→ To be done
Retype the passage of the regular expression review that opens with the words "preg_match() is used" and closes with "delineate a regular expression?", keeping every character unchanged.

→ Source text
________________

Chapter 14 - Review

Output

What function is used to match a regular expression? What function is used to find all matches of a regular expression? What function is used to replace matches of a regular expression?

preg_match() is used to find the first match of a regular expression in a subject. It returns either 1 on success or 0 on failure or False on error (use the === operator to determine return value).
preg_match_all() will find all matches of a regular expression in a subject. It will return the number of matches made (0 if none, false on error) Either of the previous functions, if passed a third argument will store any matches from the expression in it as an array.
preg_replace() is used to replace a string with another value if it matches the pattern. It returns all values with any substitutions made.
preg_filter() is similar to preg_replace but it will filter out any non matching values and return only those modified.

What characters can you use and not use to delineate a regular expression?

When using the PCRE functions, it is required that the pattern is enclosed by delimiters. A delimiter can be any non-alphanumeric, non-backslash, non-whitespace character. Often used delimiters are forward slashes (/), hash signs (#) and tildes (~). The following are all examples of valid delimited patterns.
/foo bar/
#^[^0-9]$#
+php+
%[a-zA-Z0-9_-]%
If the delimiter needs to be matched inside the pattern it must be escaped using a backslash. If the delimiter appears often inside the pattern, it is a good idea to choose another delimiter in order to increase readability.

How do you match a literal character or string of characters?

Most characters stand for themselves in a pattern, and match the corresponding characters in the subject.

What are meta-characters? How do you escape a meta-character?

Meta-characters are encoded in the pattern and do not stand for themselves but instead are interpreted in some special way. They include:

\ general escape character with several uses
^ assert start of subject (or line, in multiline mode)
$ assert end of subject or before a terminating newline (or end of line, in multiline mode)
. match any character except newline (by default)
[ start character class definition
] end character class definition
| start of alternative branch
( start subpattern
) end subpattern
? extends the meaning of (, also 0 or 1 quantifier, also makes greedy quantifiers lazy (see repetition)
* 0 or more quantifier
+ 1 or more quantifier
{ start min/max quantifier
} end min/max quantifier

To escape a meta-character, prepend the backslash.

What meta-character do you use to bind a pattern to the beginning of a string? To the end?

The ^ marks the beginning of a string and the $ is used to mark the end.

How do you create subpatterns (aka groupings)?

Subpatterns are contained within parenthesis, which can be nested. Subpatterns allow for localizing a set of alternative strings. It also sets up the subpattern to be capturing which sends the matching string back to the calling function as a numbered match. For example, if the string "the red king" is matched against the pattern the ((red|white) (king|queen)) the captured substrings are "red king", "red", and "king", and are numbered 1, 2, and 3.

What are the quantifiers? How do you require 0 or 1 of a character or string? 0 or more? 1 or more? Precisely X occurrences? A range of occurrences? A minimum of occurrences?

The general repetition quantifier specifies a minimum and maximum number of permitted matches, by giving the two numbers in curly brackets (braces), separated by a comma. Common quantifiers are:

? 0 or 1
* 0 or more
+ 1 or more
{x} Exactly x occurrences
{x,y} Between x and y (inclusive)

________________

→ Records shown
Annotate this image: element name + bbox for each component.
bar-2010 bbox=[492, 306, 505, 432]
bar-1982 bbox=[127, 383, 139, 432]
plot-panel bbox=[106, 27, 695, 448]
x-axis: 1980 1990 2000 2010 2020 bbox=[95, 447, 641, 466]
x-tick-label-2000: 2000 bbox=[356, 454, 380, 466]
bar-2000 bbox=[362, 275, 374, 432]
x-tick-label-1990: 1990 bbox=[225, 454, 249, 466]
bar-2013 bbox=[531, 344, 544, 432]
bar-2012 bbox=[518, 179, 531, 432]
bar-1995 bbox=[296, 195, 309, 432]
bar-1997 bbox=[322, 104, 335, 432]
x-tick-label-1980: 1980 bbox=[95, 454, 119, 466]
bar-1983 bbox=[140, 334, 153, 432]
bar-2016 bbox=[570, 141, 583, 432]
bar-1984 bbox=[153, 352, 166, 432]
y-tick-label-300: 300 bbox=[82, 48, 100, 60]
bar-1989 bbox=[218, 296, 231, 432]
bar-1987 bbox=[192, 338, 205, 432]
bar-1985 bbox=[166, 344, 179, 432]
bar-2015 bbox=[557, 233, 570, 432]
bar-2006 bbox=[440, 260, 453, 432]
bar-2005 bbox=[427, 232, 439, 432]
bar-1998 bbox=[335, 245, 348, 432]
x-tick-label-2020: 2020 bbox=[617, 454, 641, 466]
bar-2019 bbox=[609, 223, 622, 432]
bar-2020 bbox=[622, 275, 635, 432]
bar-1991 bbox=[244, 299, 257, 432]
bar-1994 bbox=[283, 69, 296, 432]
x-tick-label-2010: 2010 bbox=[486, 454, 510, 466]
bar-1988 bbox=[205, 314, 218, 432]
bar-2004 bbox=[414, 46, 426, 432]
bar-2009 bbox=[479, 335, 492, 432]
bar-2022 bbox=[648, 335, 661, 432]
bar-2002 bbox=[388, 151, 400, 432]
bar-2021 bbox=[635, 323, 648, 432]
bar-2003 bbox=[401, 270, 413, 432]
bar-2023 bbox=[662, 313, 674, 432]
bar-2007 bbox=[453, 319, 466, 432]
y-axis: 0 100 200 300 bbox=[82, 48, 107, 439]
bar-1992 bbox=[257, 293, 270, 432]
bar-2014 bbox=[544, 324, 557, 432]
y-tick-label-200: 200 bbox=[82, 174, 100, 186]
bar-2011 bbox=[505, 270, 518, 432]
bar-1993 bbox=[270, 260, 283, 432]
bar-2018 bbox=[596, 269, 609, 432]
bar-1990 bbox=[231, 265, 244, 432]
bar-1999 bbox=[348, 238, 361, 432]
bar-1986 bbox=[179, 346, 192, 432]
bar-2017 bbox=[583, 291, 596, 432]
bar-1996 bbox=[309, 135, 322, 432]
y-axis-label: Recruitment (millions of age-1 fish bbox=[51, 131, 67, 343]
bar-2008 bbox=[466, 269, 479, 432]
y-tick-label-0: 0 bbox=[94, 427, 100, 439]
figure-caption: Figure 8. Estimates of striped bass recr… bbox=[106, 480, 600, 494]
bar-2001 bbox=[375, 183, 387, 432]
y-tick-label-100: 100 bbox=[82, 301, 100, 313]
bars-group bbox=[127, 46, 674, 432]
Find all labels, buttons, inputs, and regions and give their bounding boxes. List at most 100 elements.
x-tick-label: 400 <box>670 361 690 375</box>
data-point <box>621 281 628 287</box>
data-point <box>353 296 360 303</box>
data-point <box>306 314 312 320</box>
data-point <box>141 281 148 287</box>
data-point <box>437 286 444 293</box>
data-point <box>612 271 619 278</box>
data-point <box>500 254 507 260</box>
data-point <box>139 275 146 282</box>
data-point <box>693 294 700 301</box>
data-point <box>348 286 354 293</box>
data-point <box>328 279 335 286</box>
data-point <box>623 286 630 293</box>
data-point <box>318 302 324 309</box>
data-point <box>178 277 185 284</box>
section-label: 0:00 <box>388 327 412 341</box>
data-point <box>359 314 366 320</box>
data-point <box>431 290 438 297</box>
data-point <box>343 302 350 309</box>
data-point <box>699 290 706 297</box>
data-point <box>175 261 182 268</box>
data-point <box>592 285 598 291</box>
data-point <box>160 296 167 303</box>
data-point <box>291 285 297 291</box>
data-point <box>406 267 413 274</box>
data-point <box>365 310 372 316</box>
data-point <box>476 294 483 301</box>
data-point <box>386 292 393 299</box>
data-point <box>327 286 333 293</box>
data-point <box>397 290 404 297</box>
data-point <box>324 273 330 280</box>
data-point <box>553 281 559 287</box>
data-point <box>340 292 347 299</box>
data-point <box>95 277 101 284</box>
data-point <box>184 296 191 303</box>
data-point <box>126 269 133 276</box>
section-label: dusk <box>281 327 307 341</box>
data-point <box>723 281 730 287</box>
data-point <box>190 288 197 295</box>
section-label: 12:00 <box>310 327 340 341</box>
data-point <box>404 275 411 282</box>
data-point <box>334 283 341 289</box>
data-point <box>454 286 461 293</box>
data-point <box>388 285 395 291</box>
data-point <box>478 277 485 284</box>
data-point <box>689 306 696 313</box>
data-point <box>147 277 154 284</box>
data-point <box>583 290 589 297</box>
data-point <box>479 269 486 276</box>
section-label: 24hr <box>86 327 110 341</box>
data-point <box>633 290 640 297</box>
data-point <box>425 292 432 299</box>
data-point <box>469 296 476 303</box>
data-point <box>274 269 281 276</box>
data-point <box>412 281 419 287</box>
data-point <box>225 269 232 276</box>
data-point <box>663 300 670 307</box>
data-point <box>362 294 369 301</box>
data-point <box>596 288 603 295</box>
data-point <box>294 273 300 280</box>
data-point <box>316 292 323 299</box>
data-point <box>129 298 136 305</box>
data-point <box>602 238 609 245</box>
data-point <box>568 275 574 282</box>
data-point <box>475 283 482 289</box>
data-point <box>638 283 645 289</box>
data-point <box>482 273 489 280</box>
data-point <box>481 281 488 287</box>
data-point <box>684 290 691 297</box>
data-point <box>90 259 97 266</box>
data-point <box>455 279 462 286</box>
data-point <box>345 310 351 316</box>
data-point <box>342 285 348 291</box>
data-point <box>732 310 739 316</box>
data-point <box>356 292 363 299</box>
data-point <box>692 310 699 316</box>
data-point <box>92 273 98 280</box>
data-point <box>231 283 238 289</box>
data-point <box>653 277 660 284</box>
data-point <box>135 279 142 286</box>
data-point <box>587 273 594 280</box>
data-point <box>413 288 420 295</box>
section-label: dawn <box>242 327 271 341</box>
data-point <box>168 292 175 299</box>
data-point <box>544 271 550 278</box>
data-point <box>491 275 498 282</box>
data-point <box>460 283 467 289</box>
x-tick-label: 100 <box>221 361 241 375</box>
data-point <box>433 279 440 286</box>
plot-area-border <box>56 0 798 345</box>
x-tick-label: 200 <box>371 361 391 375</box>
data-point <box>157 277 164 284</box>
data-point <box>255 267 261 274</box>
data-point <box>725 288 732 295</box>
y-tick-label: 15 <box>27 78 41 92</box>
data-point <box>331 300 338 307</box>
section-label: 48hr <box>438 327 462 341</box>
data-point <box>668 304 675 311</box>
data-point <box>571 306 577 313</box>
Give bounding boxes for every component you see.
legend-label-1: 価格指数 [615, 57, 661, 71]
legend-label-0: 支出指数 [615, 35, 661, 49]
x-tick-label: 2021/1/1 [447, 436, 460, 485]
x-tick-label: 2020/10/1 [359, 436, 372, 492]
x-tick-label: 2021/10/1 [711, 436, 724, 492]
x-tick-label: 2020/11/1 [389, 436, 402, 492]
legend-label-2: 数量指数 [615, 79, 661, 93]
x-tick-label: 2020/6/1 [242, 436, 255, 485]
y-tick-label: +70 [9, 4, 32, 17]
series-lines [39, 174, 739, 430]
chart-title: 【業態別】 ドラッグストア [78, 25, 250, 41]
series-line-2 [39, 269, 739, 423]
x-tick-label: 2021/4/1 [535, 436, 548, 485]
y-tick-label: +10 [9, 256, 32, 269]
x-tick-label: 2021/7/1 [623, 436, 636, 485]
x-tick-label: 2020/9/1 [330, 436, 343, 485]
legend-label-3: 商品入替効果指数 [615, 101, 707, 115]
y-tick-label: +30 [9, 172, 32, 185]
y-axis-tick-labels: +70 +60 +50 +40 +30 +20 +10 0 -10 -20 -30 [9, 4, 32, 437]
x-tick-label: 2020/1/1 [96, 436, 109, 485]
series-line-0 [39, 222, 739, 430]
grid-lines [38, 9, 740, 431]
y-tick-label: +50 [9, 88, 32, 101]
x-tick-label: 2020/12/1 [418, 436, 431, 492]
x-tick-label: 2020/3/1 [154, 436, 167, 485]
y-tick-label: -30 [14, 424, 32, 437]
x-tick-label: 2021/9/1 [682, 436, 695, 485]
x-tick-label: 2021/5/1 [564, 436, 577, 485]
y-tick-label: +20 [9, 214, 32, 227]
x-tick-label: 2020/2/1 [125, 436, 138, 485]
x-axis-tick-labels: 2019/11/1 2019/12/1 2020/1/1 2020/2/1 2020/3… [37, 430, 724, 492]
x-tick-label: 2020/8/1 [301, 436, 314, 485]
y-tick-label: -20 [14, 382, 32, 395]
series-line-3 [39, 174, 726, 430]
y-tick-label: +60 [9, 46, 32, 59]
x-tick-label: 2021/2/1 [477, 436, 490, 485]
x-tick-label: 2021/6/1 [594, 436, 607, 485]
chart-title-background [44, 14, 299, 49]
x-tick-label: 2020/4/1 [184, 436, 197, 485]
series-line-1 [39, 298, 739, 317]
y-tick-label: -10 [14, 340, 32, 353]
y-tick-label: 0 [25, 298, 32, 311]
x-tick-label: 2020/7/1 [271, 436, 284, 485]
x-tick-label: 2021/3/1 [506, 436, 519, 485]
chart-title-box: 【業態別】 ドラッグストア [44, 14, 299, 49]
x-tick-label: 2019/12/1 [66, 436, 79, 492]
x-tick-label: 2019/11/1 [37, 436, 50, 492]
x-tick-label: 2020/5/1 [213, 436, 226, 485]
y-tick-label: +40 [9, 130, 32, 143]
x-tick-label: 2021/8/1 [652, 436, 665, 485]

________________

→ Exercise solution
preg_match() is used to find the first match of a regular expression in a subject. It returns either 1 on success or 0 on failure or False on error (use the === operator to determine return value).
preg_match_all() will find all matches of a regular expression in a subject. It will return the number of matches made (0 if none, false on error) Either of the previous functions, if passed a third argument will store any matches from the expression in it as an array.
preg_replace() is used to replace a string with another value if it matches the pattern. It returns all values with any substitutions made.
preg_filter() is similar to preg_replace but it will filter out any non matching values and return only those modified.

What characters can you use and not use to delineate a regular expression?